## [Given task]
Your task is to transcribe all the entries exactly, excluding pictures.

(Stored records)
=-=-=-=-=
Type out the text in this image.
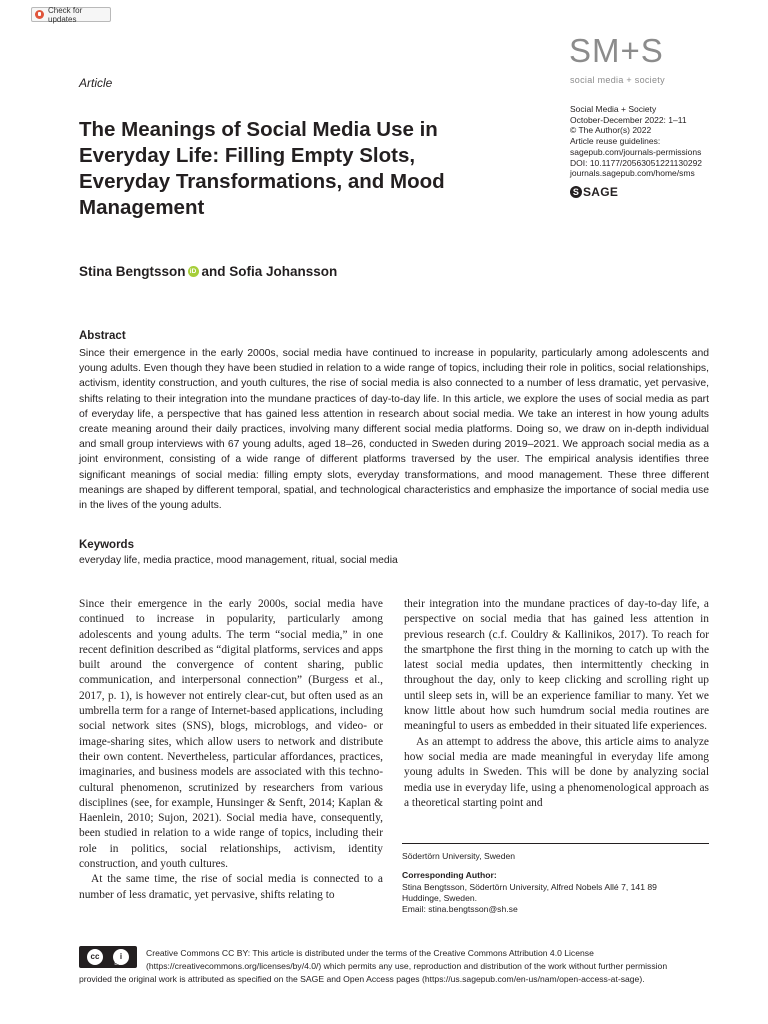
Check for updates
Article
SM+S
social media + society
Social Media + Society
October-December 2022: 1–11
© The Author(s) 2022
Article reuse guidelines:
sagepub.com/journals-permissions
DOI: 10.1177/20563051221130292
journals.sagepub.com/home/sms
S SAGE
The Meanings of Social Media Use in Everyday Life: Filling Empty Slots, Everyday Transformations, and Mood Management
Stina Bengtsson iD and Sofia Johansson
Abstract

Since their emergence in the early 2000s, social media have continued to increase in popularity, particularly among adolescents and young adults. Even though they have been studied in relation to a wide range of topics, including their role in politics, social relationships, activism, identity construction, and youth cultures, the rise of social media is also connected to a number of less dramatic, yet pervasive, shifts relating to their integration into the mundane practices of day-to-day life. In this article, we explore the uses of social media as part of everyday life, a perspective that has gained less attention in research about social media. We take an interest in how young adults create meaning around their daily practices, involving many different social media platforms. Doing so, we draw on in-depth individual and small group interviews with 67 young adults, aged 18–26, conducted in Sweden during 2019–2021. We approach social media as a joint environment, consisting of a wide range of different platforms traversed by the user. The empirical analysis identifies three significant meanings of social media: filling empty slots, everyday transformations, and mood management. These three different meanings are shaped by different temporal, spatial, and technological characteristics and emphasize the importance of social media use in the lives of the young adults.

Keywords
everyday life, media practice, mood management, ritual, social media

Since their emergence in the early 2000s, social media have continued to increase in popularity, particularly among adolescents and young adults. The term “social media,” in one recent definition described as “digital platforms, services and apps built around the convergence of content sharing, public communication, and interpersonal connection” (Burgess et al., 2017, p. 1), is however not entirely clear-cut, but often used as an umbrella term for a range of Internet-based applications, including social network sites (SNS), blogs, microblogs, and video- or image-sharing sites, which allow users to network and distribute their own content. Nevertheless, particular affordances, practices, imaginaries, and business models are associated with this techno-cultural phenomenon, scrutinized by researchers from various disciplines (see, for example, Hunsinger & Senft, 2014; Kaplan & Haenlein, 2010; Sujon, 2021). Social media have, consequently, been studied in relation to a wide range of topics, including their role in politics, social relationships, activism, identity construction, and youth cultures.

At the same time, the rise of social media is connected to a number of less dramatic, yet pervasive, shifts relating to

their integration into the mundane practices of day-to-day life, a perspective on social media that has gained less attention in previous research (c.f. Couldry & Kallinikos, 2017). To reach for the smartphone the first thing in the morning to catch up with the latest social media updates, then intermittently checking in throughout the day, only to keep clicking and scrolling right up until sleep sets in, will be an experience familiar to many. Yet we know little about how such humdrum social media routines are meaningful to users as embedded in their situated life experiences.

As an attempt to address the above, this article aims to analyze how social media are made meaningful in everyday life among young adults in Sweden. This will be done by analyzing social media use in everyday life, using a phenomenological approach as a theoretical starting point and

Södertörn University, Sweden
Corresponding Author:
Stina Bengtsson, Södertörn University, Alfred Nobels Allé 7, 141 89
Huddinge, Sweden.
Email: stina.bengtsson@sh.se
cc	i
BY
Creative Commons CC BY: This article is distributed under the terms of the Creative Commons Attribution 4.0 License
(https://creativecommons.org/licenses/by/4.0/) which permits any use, reproduction and distribution of the work without further permission
provided the original work is attributed as specified on the SAGE and Open Access pages (https://us.sagepub.com/en-us/nam/open-access-at-sage).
=-=-=-=-=
## [Answer to this exercise]
Type out the text in this image.
Check for updates
Article
SM+S
social media + society
Social Media + Society
October-December 2022: 1–11
© The Author(s) 2022
Article reuse guidelines:
sagepub.com/journals-permissions
DOI: 10.1177/20563051221130292
journals.sagepub.com/home/sms
S SAGE
The Meanings of Social Media Use in Everyday Life: Filling Empty Slots, Everyday Transformations, and Mood Management
Stina Bengtsson iD and Sofia Johansson
Abstract

Since their emergence in the early 2000s, social media have continued to increase in popularity, particularly among adolescents and young adults. Even though they have been studied in relation to a wide range of topics, including their role in politics, social relationships, activism, identity construction, and youth cultures, the rise of social media is also connected to a number of less dramatic, yet pervasive, shifts relating to their integration into the mundane practices of day-to-day life. In this article, we explore the uses of social media as part of everyday life, a perspective that has gained less attention in research about social media. We take an interest in how young adults create meaning around their daily practices, involving many different social media platforms. Doing so, we draw on in-depth individual and small group interviews with 67 young adults, aged 18–26, conducted in Sweden during 2019–2021. We approach social media as a joint environment, consisting of a wide range of different platforms traversed by the user. The empirical analysis identifies three significant meanings of social media: filling empty slots, everyday transformations, and mood management. These three different meanings are shaped by different temporal, spatial, and technological characteristics and emphasize the importance of social media use in the lives of the young adults.

Keywords
everyday life, media practice, mood management, ritual, social media

Since their emergence in the early 2000s, social media have continued to increase in popularity, particularly among adolescents and young adults. The term “social media,” in one recent definition described as “digital platforms, services and apps built around the convergence of content sharing, public communication, and interpersonal connection” (Burgess et al., 2017, p. 1), is however not entirely clear-cut, but often used as an umbrella term for a range of Internet-based applications, including social network sites (SNS), blogs, microblogs, and video- or image-sharing sites, which allow users to network and distribute their own content. Nevertheless, particular affordances, practices, imaginaries, and business models are associated with this techno-cultural phenomenon, scrutinized by researchers from various disciplines (see, for example, Hunsinger & Senft, 2014; Kaplan & Haenlein, 2010; Sujon, 2021). Social media have, consequently, been studied in relation to a wide range of topics, including their role in politics, social relationships, activism, identity construction, and youth cultures.

At the same time, the rise of social media is connected to a number of less dramatic, yet pervasive, shifts relating to

their integration into the mundane practices of day-to-day life, a perspective on social media that has gained less attention in previous research (c.f. Couldry & Kallinikos, 2017). To reach for the smartphone the first thing in the morning to catch up with the latest social media updates, then intermittently checking in throughout the day, only to keep clicking and scrolling right up until sleep sets in, will be an experience familiar to many. Yet we know little about how such humdrum social media routines are meaningful to users as embedded in their situated life experiences.

As an attempt to address the above, this article aims to analyze how social media are made meaningful in everyday life among young adults in Sweden. This will be done by analyzing social media use in everyday life, using a phenomenological approach as a theoretical starting point and

Södertörn University, Sweden
Corresponding Author:
Stina Bengtsson, Södertörn University, Alfred Nobels Allé 7, 141 89
Huddinge, Sweden.
Email: stina.bengtsson@sh.se
cc	i
BY
Creative Commons CC BY: This article is distributed under the terms of the Creative Commons Attribution 4.0 License
(https://creativecommons.org/licenses/by/4.0/) which permits any use, reproduction and distribution of the work without further permission
provided the original work is attributed as specified on the SAGE and Open Access pages (https://us.sagepub.com/en-us/nam/open-access-at-sage).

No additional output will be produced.